Source text ::
^^^^^^^^
In this thread you can list your reasons for not switching to Linux (or other Open Source operating systems), and I (and hopefully other Linux users) will try to help you.

I have no reason to switch, I don't want to switch and I certainly don't feel a positive duty to. I've used various Linuxs over the years (at least RedHat 3.0.3, 5.x, 6.x and a c.2003 Mandrake) and have never been particularly sold. I have subsequently switched to Mac.

My problems are twofold. The first is available software. The second is the maintenance of installed software.

Apps I use "frequently" include iTunes, iPhoto, iMovie, Microsoft Word, Xcode and Safari. I am aware of robust freeware alternatives to Safari, Word and probably even iPhoto but have never found anything open source to match the others.

iTunes is far and away the perfect music storage program for me. It lacks the complete turn-off interface of WinAMP and whatever the current WinAMP clone of choice is for the Linux desktop. It also makes syncing with my iPod trivial. I have never bought any tunes from the internet, so I am not tied in by any proprietary file formats or DRM schemes — I just like the software.

iMovie is brilliant. It's the first video editing software I've used in about a decade (the last being Adobe Premier under Windows 3.1, possibly Premier was version 3.0) but it's also fast, easy and intuitive. It integrates flawlessly with iDVD for when I want to burn a disc. I know of no equivalent open source software.
^^^^^^^^
Apply what you read ::
• A. In the text on switching to Linux, what software does iMovie integrate with for burning a disc?
• B. In the text on switching to Linux, rewrite everything from "In this thread" down to "to help you.", changing "thread" to "forum post".
• C. Write what comes next in the text on switching to Linux, starting after its final sentence.

Page segmentation data ::
^^^^^^^^
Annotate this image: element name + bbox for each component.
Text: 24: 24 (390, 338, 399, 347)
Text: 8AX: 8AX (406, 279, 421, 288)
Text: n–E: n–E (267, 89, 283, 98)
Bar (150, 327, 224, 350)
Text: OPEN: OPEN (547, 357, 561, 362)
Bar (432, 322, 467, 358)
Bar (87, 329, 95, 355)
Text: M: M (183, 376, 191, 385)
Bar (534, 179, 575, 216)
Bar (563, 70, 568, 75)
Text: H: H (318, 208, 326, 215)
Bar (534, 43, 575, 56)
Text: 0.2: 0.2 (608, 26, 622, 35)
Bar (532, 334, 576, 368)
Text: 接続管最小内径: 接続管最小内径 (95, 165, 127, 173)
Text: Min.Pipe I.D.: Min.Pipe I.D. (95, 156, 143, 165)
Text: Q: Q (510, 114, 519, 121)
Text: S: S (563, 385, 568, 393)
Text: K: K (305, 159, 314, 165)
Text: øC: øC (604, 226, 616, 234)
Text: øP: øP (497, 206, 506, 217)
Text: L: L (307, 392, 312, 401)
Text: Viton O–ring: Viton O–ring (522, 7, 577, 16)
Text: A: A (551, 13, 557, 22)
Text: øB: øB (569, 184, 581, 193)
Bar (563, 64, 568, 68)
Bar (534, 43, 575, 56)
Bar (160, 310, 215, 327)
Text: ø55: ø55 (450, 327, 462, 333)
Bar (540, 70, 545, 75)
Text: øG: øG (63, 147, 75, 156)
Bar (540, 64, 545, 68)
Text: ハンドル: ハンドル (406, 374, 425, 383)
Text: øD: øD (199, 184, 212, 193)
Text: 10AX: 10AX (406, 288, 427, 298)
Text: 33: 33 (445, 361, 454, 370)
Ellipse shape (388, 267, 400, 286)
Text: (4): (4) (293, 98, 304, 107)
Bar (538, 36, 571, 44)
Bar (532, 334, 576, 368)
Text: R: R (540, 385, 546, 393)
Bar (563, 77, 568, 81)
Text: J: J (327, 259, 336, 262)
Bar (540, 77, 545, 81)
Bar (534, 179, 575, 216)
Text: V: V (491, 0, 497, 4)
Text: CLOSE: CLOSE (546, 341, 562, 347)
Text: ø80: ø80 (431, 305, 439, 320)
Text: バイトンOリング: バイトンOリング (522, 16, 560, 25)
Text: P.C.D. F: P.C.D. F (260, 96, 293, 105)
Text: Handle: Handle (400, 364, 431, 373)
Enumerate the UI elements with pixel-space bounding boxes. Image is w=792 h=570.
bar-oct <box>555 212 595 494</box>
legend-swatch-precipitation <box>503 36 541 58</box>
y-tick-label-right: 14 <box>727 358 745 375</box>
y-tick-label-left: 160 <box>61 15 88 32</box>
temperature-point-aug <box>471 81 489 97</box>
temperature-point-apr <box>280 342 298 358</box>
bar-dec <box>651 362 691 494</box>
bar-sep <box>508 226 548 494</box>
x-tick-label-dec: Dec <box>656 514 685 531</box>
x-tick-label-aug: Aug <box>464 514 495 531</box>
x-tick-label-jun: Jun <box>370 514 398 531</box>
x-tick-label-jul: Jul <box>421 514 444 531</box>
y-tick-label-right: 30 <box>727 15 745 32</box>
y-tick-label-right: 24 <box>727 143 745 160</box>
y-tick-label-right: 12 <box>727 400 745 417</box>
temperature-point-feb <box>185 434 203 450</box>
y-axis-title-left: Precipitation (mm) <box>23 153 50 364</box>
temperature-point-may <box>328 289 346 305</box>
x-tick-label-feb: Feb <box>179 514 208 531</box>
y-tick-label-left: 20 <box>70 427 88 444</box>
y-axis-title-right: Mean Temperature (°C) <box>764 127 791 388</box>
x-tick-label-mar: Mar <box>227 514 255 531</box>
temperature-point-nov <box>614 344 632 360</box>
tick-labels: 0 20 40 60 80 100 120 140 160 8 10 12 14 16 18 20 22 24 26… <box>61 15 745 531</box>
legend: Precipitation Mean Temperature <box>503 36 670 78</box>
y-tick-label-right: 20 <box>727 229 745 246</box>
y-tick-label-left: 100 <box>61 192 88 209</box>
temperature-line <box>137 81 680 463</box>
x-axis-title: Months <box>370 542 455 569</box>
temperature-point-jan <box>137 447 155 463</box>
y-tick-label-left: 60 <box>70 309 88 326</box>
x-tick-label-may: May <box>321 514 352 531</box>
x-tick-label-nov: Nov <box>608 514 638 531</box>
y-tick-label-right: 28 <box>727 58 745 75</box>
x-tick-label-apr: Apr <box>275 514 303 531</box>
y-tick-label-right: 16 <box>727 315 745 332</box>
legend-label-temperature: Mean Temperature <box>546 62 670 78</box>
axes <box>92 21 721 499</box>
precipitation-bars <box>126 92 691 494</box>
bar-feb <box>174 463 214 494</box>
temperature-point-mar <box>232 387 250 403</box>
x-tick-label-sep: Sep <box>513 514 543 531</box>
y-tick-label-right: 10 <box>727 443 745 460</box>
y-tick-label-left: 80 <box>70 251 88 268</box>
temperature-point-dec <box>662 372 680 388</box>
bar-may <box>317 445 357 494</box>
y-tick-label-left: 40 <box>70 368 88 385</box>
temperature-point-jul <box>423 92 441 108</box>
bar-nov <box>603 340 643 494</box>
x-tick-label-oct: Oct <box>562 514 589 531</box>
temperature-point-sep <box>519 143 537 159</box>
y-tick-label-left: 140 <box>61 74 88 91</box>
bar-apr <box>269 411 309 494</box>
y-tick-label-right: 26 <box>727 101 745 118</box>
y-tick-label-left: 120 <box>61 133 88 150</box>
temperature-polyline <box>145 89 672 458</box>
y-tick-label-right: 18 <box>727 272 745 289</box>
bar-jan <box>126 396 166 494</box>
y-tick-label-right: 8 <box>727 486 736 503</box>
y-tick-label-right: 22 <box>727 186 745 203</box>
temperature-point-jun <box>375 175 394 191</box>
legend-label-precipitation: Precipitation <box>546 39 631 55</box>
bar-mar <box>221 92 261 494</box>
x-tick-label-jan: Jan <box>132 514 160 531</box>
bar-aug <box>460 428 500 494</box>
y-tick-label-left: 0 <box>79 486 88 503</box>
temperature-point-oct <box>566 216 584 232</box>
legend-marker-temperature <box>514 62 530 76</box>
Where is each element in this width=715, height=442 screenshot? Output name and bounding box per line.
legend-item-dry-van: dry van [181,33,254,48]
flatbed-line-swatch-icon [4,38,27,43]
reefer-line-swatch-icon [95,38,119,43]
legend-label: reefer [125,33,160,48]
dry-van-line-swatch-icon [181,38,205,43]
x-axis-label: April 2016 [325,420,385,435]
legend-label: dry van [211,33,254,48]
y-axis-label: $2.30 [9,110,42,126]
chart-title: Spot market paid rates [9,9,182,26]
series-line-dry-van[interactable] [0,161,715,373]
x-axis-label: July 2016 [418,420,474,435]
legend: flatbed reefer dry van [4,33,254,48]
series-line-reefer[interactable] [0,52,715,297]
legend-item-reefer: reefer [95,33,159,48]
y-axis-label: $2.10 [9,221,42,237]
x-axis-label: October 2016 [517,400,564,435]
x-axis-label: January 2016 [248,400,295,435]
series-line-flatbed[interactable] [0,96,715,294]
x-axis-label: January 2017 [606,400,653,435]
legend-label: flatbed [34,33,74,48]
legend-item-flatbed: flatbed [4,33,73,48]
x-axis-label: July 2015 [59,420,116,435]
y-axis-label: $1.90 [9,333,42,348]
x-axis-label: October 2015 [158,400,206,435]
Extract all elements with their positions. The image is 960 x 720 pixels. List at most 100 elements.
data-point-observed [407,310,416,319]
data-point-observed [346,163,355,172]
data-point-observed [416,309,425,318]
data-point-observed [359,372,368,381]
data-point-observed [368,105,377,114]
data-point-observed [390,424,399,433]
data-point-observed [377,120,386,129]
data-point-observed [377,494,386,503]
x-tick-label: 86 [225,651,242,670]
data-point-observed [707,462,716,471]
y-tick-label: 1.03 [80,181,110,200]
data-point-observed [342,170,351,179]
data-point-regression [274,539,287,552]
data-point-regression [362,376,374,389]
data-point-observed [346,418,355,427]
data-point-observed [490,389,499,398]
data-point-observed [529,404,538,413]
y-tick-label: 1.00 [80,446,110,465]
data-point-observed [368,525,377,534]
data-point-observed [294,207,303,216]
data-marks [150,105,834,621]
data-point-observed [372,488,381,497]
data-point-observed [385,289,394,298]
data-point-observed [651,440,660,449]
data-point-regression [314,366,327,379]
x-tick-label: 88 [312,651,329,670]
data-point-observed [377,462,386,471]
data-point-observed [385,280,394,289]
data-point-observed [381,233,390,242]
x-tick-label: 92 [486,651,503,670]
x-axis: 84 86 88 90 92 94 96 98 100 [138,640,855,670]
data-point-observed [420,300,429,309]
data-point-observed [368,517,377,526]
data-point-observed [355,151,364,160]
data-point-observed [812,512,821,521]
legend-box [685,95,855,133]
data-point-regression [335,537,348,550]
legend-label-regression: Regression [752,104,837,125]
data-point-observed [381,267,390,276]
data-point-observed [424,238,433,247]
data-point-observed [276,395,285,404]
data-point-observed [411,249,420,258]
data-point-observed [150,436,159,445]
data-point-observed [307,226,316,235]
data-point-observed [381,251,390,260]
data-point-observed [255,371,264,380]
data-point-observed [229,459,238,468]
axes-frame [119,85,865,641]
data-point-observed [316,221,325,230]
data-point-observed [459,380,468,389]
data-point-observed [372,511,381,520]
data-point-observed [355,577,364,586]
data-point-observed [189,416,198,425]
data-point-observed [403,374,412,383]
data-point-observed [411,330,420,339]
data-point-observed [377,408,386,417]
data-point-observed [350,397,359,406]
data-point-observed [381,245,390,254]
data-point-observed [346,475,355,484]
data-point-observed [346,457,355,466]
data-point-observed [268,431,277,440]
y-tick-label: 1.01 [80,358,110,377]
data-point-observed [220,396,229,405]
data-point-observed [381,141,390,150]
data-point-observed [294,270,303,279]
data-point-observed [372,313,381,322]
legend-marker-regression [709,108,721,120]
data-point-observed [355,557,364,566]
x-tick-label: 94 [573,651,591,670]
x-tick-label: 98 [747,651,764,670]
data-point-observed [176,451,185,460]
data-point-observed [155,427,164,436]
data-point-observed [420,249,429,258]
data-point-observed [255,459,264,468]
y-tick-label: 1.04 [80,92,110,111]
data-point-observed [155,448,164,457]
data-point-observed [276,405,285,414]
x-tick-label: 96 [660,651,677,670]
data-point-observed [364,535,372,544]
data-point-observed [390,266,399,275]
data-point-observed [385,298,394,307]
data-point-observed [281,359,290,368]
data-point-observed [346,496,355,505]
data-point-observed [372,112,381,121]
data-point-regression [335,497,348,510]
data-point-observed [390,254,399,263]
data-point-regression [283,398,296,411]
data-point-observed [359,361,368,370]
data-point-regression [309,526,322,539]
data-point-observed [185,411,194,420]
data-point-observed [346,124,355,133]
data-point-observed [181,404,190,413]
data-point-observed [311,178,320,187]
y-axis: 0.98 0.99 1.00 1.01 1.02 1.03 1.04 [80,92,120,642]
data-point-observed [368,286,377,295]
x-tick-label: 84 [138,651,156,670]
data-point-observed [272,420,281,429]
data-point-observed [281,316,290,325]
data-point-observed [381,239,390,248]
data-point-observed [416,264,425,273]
^^^^^^^^
Answers for this exercise ::
• A. iDVD

• B.
In this forum post you can list your reasons for not switching to Linux (or other Open Source operating systems), and I (and hopefully other Linux users) will try to help you.

• C.
There are plenty of free IDEs, but Xcode is really the best. It is the ultimate justification for the "multiple windows" model of OS X versus the "usually MDI" Windows and most Windows derived Linux models. It links directly to decent maintained and cross linked documentation. The debugger works perfectly and some of the features, like Shark, are very advanced. Shark is a like a real time profiler except that it actually gives you coding advice and breaks things right the way down. I can see, visually, where I'm loosing time due to cache or pipeling stalls and get useful suggestions about areas that would be benefited by vectorisation or different memory alignment, etc. Don't get me wrong, I'm sure that the equivalent "professional" development tools on Windows do similar stuff (the increasingly dusty copy of VC 6.0 I use for Windows development doesn't, but if I will insist on using antiquated software then what can I expect?). But I'm not aware of any Linux software that does. And guess what: Xcode is a free tool, so I don't even have to pay to keep up to date.

Maintenance of installed software is, in my opinion, a major pain under Linux. Stuff throws files wherever it likes and the normal UNIX way of things is to have binaries in one place, data in another, etc, etc. Give me application bundles any day, or at least the Windows de facto standard of giving a separate directory to each program. ZeroInstall sounds lovely, but my computer isn't always on a network.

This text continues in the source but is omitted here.